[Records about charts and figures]
-------

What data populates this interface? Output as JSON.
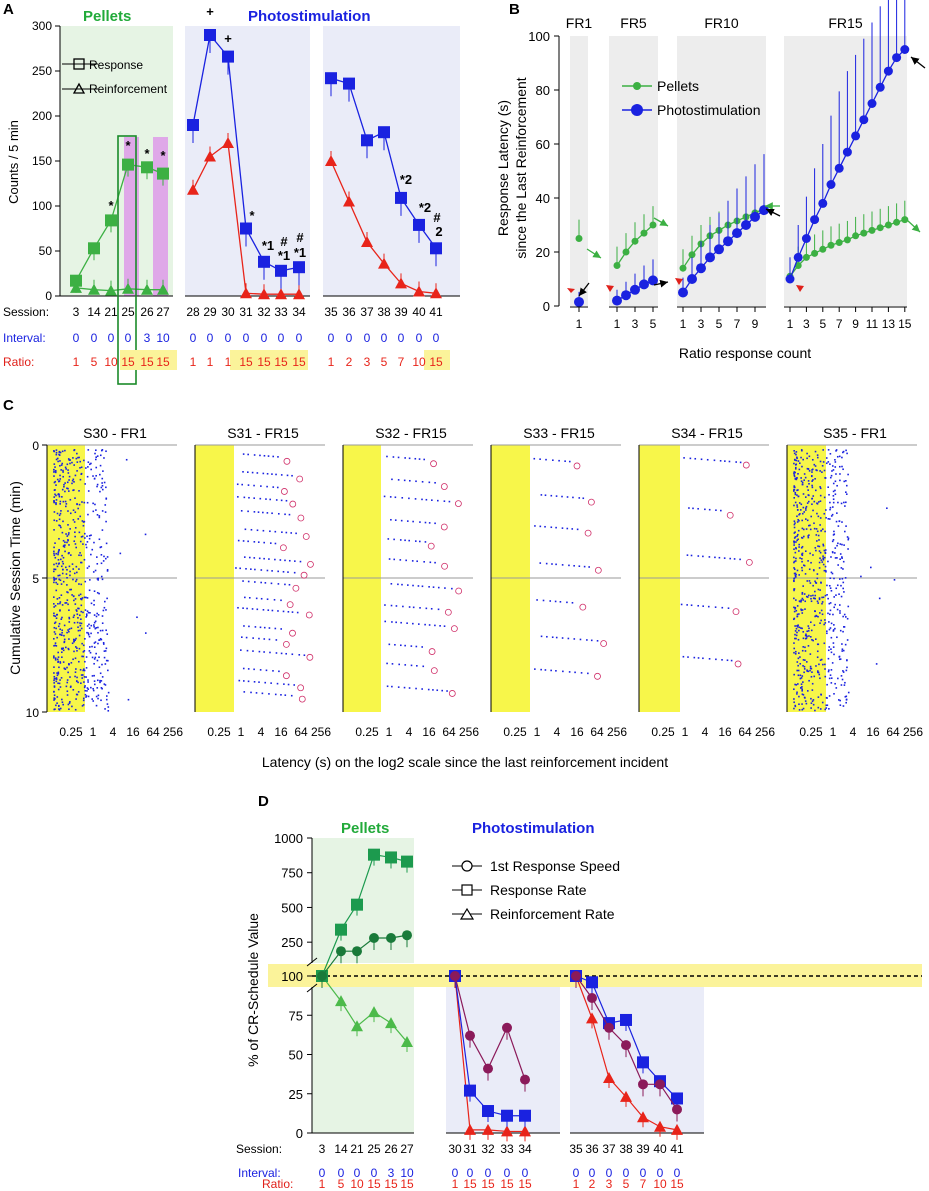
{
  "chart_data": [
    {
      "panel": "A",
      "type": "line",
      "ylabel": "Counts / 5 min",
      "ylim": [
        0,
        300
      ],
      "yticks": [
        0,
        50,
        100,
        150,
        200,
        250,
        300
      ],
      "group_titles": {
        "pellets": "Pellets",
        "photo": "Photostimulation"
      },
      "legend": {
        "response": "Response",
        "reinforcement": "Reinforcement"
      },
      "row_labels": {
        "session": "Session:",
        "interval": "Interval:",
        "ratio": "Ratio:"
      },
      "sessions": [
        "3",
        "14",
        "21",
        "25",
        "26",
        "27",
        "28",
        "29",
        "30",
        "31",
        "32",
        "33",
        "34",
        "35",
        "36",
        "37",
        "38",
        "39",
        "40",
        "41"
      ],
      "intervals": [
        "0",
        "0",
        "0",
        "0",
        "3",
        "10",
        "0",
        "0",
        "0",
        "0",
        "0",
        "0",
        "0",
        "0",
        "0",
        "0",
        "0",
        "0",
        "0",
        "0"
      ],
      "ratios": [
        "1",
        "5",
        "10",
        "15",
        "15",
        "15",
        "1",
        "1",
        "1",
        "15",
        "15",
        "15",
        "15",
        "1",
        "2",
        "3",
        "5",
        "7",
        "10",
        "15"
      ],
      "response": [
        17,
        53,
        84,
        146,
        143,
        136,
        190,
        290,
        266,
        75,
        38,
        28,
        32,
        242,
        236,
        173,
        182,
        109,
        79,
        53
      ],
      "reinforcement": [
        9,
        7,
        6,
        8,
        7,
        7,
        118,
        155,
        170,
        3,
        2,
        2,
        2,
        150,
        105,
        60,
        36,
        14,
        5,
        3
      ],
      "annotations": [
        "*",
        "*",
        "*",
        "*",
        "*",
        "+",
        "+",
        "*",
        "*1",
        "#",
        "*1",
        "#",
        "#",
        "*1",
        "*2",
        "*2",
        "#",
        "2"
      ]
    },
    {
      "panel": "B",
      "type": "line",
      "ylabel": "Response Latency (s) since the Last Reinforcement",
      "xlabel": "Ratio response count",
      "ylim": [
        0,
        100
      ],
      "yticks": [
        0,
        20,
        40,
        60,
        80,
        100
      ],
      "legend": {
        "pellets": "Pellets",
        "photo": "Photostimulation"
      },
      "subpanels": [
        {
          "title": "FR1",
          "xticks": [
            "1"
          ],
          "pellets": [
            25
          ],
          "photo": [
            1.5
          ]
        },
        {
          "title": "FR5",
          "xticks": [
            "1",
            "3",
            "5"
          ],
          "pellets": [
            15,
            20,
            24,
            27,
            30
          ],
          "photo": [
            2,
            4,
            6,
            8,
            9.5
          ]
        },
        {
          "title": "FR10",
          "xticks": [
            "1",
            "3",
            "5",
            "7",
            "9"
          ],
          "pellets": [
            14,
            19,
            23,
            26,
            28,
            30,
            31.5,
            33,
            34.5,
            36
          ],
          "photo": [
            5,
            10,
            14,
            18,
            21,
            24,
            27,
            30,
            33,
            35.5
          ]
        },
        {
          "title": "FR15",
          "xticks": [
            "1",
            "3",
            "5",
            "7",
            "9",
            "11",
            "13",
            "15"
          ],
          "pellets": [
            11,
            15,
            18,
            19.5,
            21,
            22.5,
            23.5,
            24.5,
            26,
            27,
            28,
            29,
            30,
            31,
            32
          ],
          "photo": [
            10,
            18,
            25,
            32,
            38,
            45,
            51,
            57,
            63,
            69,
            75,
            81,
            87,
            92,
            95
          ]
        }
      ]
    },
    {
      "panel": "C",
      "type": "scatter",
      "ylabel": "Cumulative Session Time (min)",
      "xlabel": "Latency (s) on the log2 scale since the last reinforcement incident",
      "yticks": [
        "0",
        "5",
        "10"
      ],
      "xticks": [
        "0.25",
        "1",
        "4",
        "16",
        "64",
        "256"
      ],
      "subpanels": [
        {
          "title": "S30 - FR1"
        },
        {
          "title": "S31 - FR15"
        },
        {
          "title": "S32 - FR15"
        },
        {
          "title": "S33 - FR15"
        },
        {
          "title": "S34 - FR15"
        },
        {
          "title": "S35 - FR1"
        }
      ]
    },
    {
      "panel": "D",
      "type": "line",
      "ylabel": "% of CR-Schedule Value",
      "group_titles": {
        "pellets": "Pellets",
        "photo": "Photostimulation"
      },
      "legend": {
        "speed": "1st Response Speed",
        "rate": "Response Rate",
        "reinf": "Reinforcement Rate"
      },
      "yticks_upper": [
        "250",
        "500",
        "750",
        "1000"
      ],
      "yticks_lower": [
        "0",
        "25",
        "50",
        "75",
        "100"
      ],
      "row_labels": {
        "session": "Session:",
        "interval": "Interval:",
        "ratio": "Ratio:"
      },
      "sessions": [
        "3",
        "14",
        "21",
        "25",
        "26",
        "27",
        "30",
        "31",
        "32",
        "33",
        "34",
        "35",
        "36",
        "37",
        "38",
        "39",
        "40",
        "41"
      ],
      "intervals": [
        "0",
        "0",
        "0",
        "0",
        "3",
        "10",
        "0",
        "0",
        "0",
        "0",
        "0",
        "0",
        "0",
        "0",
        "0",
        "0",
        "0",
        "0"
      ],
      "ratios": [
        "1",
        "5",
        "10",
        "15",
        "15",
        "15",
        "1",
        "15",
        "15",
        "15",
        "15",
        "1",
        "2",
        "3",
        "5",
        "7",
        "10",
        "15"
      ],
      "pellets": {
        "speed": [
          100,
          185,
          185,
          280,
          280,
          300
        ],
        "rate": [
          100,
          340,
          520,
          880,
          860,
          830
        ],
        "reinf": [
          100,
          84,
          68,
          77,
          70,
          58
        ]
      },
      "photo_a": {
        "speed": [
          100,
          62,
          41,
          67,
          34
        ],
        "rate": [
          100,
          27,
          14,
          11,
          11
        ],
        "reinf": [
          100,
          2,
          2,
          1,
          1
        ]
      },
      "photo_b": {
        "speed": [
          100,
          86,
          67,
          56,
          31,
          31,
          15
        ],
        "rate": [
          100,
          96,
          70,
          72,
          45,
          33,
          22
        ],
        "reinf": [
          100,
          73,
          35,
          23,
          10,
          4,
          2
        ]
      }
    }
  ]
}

-------

Aim of the exercise: Transcribe the full listing character for character. Pictures are excluded.

Task response:
What data populates this interface? Output as JSON.
{
  "chart_data": [
    {
      "panel": "A",
      "type": "line",
      "ylabel": "Counts / 5 min",
      "ylim": [
        0,
        300
      ],
      "yticks": [
        0,
        50,
        100,
        150,
        200,
        250,
        300
      ],
      "group_titles": {
        "pellets": "Pellets",
        "photo": "Photostimulation"
      },
      "legend": {
        "response": "Response",
        "reinforcement": "Reinforcement"
      },
      "row_labels": {
        "session": "Session:",
        "interval": "Interval:",
        "ratio": "Ratio:"
      },
      "sessions": [
        "3",
        "14",
        "21",
        "25",
        "26",
        "27",
        "28",
        "29",
        "30",
        "31",
        "32",
        "33",
        "34",
        "35",
        "36",
        "37",
        "38",
        "39",
        "40",
        "41"
      ],
      "intervals": [
        "0",
        "0",
        "0",
        "0",
        "3",
        "10",
        "0",
        "0",
        "0",
        "0",
        "0",
        "0",
        "0",
        "0",
        "0",
        "0",
        "0",
        "0",
        "0",
        "0"
      ],
      "ratios": [
        "1",
        "5",
        "10",
        "15",
        "15",
        "15",
        "1",
        "1",
        "1",
        "15",
        "15",
        "15",
        "15",
        "1",
        "2",
        "3",
        "5",
        "7",
        "10",
        "15"
      ],
      "response": [
        17,
        53,
        84,
        146,
        143,
        136,
        190,
        290,
        266,
        75,
        38,
        28,
        32,
        242,
        236,
        173,
        182,
        109,
        79,
        53
      ],
      "reinforcement": [
        9,
        7,
        6,
        8,
        7,
        7,
        118,
        155,
        170,
        3,
        2,
        2,
        2,
        150,
        105,
        60,
        36,
        14,
        5,
        3
      ],
      "annotations": [
        "*",
        "*",
        "*",
        "*",
        "*",
        "+",
        "+",
        "*",
        "*1",
        "#",
        "*1",
        "#",
        "#",
        "*1",
        "*2",
        "*2",
        "#",
        "2"
      ]
    },
    {
      "panel": "B",
      "type": "line",
      "ylabel": "Response Latency (s) since the Last Reinforcement",
      "xlabel": "Ratio response count",
      "ylim": [
        0,
        100
      ],
      "yticks": [
        0,
        20,
        40,
        60,
        80,
        100
      ],
      "legend": {
        "pellets": "Pellets",
        "photo": "Photostimulation"
      },
      "subpanels": [
        {
          "title": "FR1",
          "xticks": [
            "1"
          ],
          "pellets": [
            25
          ],
          "photo": [
            1.5
          ]
        },
        {
          "title": "FR5",
          "xticks": [
            "1",
            "3",
            "5"
          ],
          "pellets": [
            15,
            20,
            24,
            27,
            30
          ],
          "photo": [
            2,
            4,
            6,
            8,
            9.5
          ]
        },
        {
          "title": "FR10",
          "xticks": [
            "1",
            "3",
            "5",
            "7",
            "9"
          ],
          "pellets": [
            14,
            19,
            23,
            26,
            28,
            30,
            31.5,
            33,
            34.5,
            36
          ],
          "photo": [
            5,
            10,
            14,
            18,
            21,
            24,
            27,
            30,
            33,
            35.5
          ]
        },
        {
          "title": "FR15",
          "xticks": [
            "1",
            "3",
            "5",
            "7",
            "9",
            "11",
            "13",
            "15"
          ],
          "pellets": [
            11,
            15,
            18,
            19.5,
            21,
            22.5,
            23.5,
            24.5,
            26,
            27,
            28,
            29,
            30,
            31,
            32
          ],
          "photo": [
            10,
            18,
            25,
            32,
            38,
            45,
            51,
            57,
            63,
            69,
            75,
            81,
            87,
            92,
            95
          ]
        }
      ]
    },
    {
      "panel": "C",
      "type": "scatter",
      "ylabel": "Cumulative Session Time (min)",
      "xlabel": "Latency (s) on the log2 scale since the last reinforcement incident",
      "yticks": [
        "0",
        "5",
        "10"
      ],
      "xticks": [
        "0.25",
        "1",
        "4",
        "16",
        "64",
        "256"
      ],
      "subpanels": [
        {
          "title": "S30 - FR1"
        },
        {
          "title": "S31 - FR15"
        },
        {
          "title": "S32 - FR15"
        },
        {
          "title": "S33 - FR15"
        },
        {
          "title": "S34 - FR15"
        },
        {
          "title": "S35 - FR1"
        }
      ]
    },
    {
      "panel": "D",
      "type": "line",
      "ylabel": "% of CR-Schedule Value",
      "group_titles": {
        "pellets": "Pellets",
        "photo": "Photostimulation"
      },
      "legend": {
        "speed": "1st Response Speed",
        "rate": "Response Rate",
        "reinf": "Reinforcement Rate"
      },
      "yticks_upper": [
        "250",
        "500",
        "750",
        "1000"
      ],
      "yticks_lower": [
        "0",
        "25",
        "50",
        "75",
        "100"
      ],
      "row_labels": {
        "session": "Session:",
        "interval": "Interval:",
        "ratio": "Ratio:"
      },
      "sessions": [
        "3",
        "14",
        "21",
        "25",
        "26",
        "27",
        "30",
        "31",
        "32",
        "33",
        "34",
        "35",
        "36",
        "37",
        "38",
        "39",
        "40",
        "41"
      ],
      "intervals": [
        "0",
        "0",
        "0",
        "0",
        "3",
        "10",
        "0",
        "0",
        "0",
        "0",
        "0",
        "0",
        "0",
        "0",
        "0",
        "0",
        "0",
        "0"
      ],
      "ratios": [
        "1",
        "5",
        "10",
        "15",
        "15",
        "15",
        "1",
        "15",
        "15",
        "15",
        "15",
        "1",
        "2",
        "3",
        "5",
        "7",
        "10",
        "15"
      ],
      "pellets": {
        "speed": [
          100,
          185,
          185,
          280,
          280,
          300
        ],
        "rate": [
          100,
          340,
          520,
          880,
          860,
          830
        ],
        "reinf": [
          100,
          84,
          68,
          77,
          70,
          58
        ]
      },
      "photo_a": {
        "speed": [
          100,
          62,
          41,
          67,
          34
        ],
        "rate": [
          100,
          27,
          14,
          11,
          11
        ],
        "reinf": [
          100,
          2,
          2,
          1,
          1
        ]
      },
      "photo_b": {
        "speed": [
          100,
          86,
          67,
          56,
          31,
          31,
          15
        ],
        "rate": [
          100,
          96,
          70,
          72,
          45,
          33,
          22
        ],
        "reinf": [
          100,
          73,
          35,
          23,
          10,
          4,
          2
        ]
      }
    }
  ]
}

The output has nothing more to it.